Selection:

Turning Torso is 190 meters tall.
It is divided into 9 blocks (segments), so each block is 21 meters tall.
Google Earth gave me ground elevation there to be 1 ft, so I decided to ignore it.

What I did next was input the distance and eye level into Metabunk calculator and got this:



The thing calculated hidden parth without, and then with "standard refraction".

--------------------------------------------------------------------------------------------------------------------------------------------

I also found another video in which the guy measured by theodolite where will horizontal line from some tower across the water hit the Turning Torso.

He estimated where it should be in FE model, where in GE model without refraction, and where in GE model with refraction.



Here is the whole video:

[jimbob]

We still have problem that with 148m hidden, there should only be little bit of tower "turning torse" be visible.


At 47.9 km 130m is hidden from the video
By calculation  136m should be hidden. The 6m discrepancy can be accounted by my assumption that the observation was at 2m from ground level, it could be less. It is possible that refraction could account for some depending on meteorological conditions.

[Macarios]

We still have problem that with 148m hidden, there should only be little bit of tower "turning torse" be visible.

At 47.9 km 130m is hidden from the video
By calculation  136m should be hidden. The 6m discrepancy can be accounted by my assumption that the observation was at 2m from ground level, it could be less. It is possible that refraction could account for some depending on meteorological conditions.

If you read my post again, you will see those red markings in the data snap.
If we ignore refraction horizon would hide 148 meters, then 190-148 = 42 meters would be visible, and it would be 2 blocks of the building.
But in the air there is refraction.
If refraction is within standard specification, horizon will hide 124.5 meters, then 190-124.5 = 65.5 meters will be visible, and that is little over three blocks of the building.
130 meters hidden in the video is pretty close to pre-calculated 124.5 meters.

Please tell us again what is the problem with that?

[jimbob]

We still have problem that with 148m hidden, there should only be little bit of tower "turning torse" be visible.

At 47.9 km 130m is hidden from the video
By calculation  136m should be hidden. The 6m discrepancy can be accounted by my assumption that the observation was at 2m from ground level, it could be less. It is possible that refraction could account for some depending on meteorological conditions.

Task to complete: Write the next part of the forum thread about how much of the Turning Torso is hidden, starting right after its last post. The rows have nothing to do with the forum thread about the Turning Torso.

Data records:
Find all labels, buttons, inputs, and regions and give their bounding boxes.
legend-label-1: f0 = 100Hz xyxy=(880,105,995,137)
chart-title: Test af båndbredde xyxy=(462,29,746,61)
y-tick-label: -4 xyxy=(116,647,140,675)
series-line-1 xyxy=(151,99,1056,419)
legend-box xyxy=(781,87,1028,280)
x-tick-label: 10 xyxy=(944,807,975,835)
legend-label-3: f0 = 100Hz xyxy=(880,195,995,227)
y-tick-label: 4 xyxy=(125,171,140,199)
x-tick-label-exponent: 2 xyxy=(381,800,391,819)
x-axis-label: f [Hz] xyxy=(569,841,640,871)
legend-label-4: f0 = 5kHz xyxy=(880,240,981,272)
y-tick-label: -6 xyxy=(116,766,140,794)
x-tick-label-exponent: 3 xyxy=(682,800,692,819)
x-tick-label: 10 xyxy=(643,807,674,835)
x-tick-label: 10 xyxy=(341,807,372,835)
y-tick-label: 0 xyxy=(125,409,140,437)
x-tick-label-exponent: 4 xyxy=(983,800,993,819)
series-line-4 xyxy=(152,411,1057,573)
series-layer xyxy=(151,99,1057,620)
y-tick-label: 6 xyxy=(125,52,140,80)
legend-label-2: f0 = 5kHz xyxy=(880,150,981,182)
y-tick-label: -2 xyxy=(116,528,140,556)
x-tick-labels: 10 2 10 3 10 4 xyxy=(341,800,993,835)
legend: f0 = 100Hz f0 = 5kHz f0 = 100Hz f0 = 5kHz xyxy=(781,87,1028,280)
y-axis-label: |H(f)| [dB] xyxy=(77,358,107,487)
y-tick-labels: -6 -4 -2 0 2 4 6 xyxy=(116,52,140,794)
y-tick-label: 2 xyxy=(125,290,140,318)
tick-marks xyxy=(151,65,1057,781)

==

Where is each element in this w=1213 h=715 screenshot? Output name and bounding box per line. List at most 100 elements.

Task answer:
If you read my post again, you will see those red markings in the data snap.
If we ignore refraction horizon would hide 148 meters, then 190-148 = 42 meters would be visible, and it would be 2 blocks of the building.
But in the air there is refraction.
If refraction is within standard specification, horizon will hide 124.5 meters, then 190-124.5 = 65.5 meters will be visible, and that is little over three blocks of the building.
130 meters hidden in the video is pretty close to pre-calculated 124.5 meters.

Please tell us again what is the problem with that?

There is no problem with it! It was a quote from someone else that didn't come up as a Quote.
I was highlighting that from my calculation everything was as predicted and there was no problem.

[Macarios]

We still have problem that with 148m hidden, there should only be little bit of tower "turning torse" be visible.

At 47.9 km 130m is hidden from the video
By calculation  136m should be hidden. The 6m discrepancy can be accounted by my assumption that the observation was at 2m from ground level, it could be less. It is possible that refraction could account for some depending on meteorological conditions.

If you read my post again, you will see those red markings in the data snap.
If we ignore refraction horizon would hide 148 meters, then 190-148 = 42 meters would be visible, and it would be 2 blocks of the building.
But in the air there is refraction.
If refraction is within standard specification, horizon will hide 124.5 meters, then 190-124.5 = 65.5 meters will be visible, and that is little over three blocks of the building.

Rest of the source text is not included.